What you have to do: Repeat all the material exactly; pictures stay out of your copy.

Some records
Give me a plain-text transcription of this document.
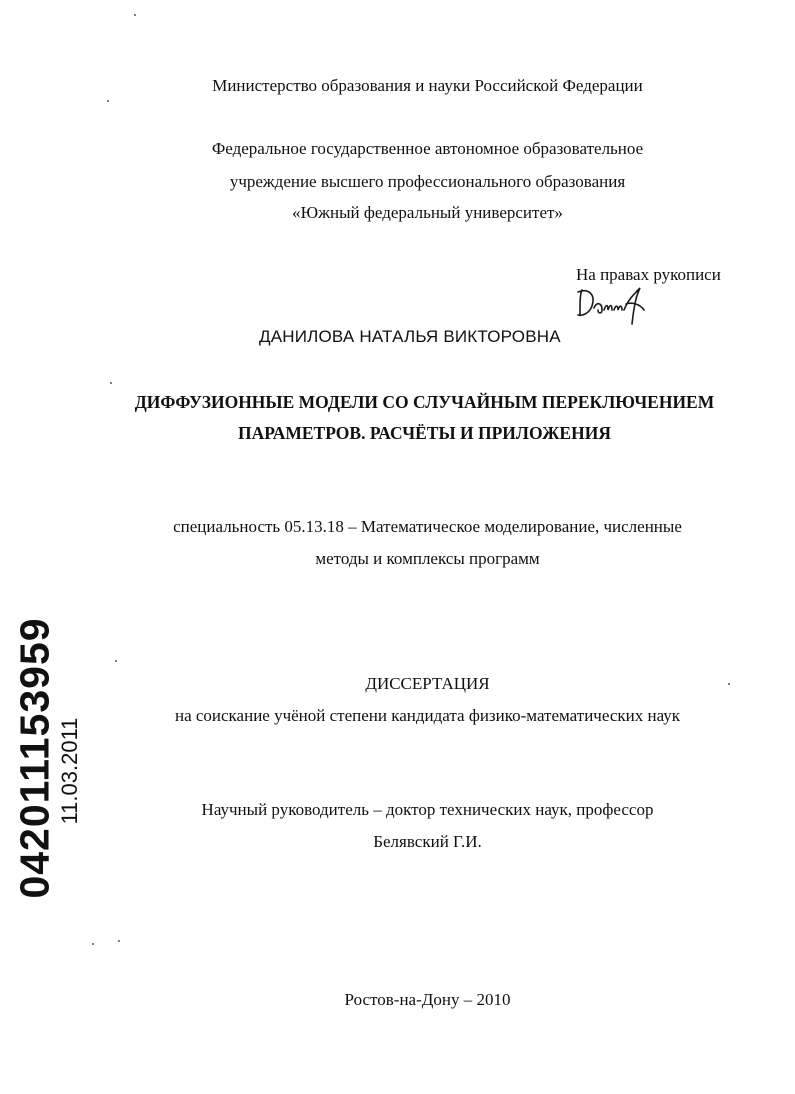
Министерство образования и науки Российской Федерации
Федеральное государственное автономное образовательное
учреждение высшего профессионального образования
«Южный федеральный университет»
На правах рукописи
ДАНИЛОВА НАТАЛЬЯ ВИКТОРОВНА
ДИФФУЗИОННЫЕ МОДЕЛИ СО СЛУЧАЙНЫМ ПЕРЕКЛЮЧЕНИЕМ
ПАРАМЕТРОВ. РАСЧЁТЫ И ПРИЛОЖЕНИЯ
специальность 05.13.18 – Математическое моделирование, численные
методы и комплексы программ
ДИССЕРТАЦИЯ
на соискание учёной степени кандидата физико-математических наук
Научный руководитель – доктор технических наук, профессор
Белявский Г.И.
Ростов-на-Дону – 2010
042011153959 11.03.2011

Full output:
Give me a plain-text transcription of this document.
Министерство образования и науки Российской Федерации
Федеральное государственное автономное образовательное
учреждение высшего профессионального образования
«Южный федеральный университет»
На правах рукописи
ДАНИЛОВА НАТАЛЬЯ ВИКТОРОВНА
ДИФФУЗИОННЫЕ МОДЕЛИ СО СЛУЧАЙНЫМ ПЕРЕКЛЮЧЕНИЕМ
ПАРАМЕТРОВ. РАСЧЁТЫ И ПРИЛОЖЕНИЯ
специальность 05.13.18 – Математическое моделирование, численные
методы и комплексы программ
ДИССЕРТАЦИЯ
на соискание учёной степени кандидата физико-математических наук
Научный руководитель – доктор технических наук, профессор
Белявский Г.И.
Ростов-на-Дону – 2010
042011153959 11.03.2011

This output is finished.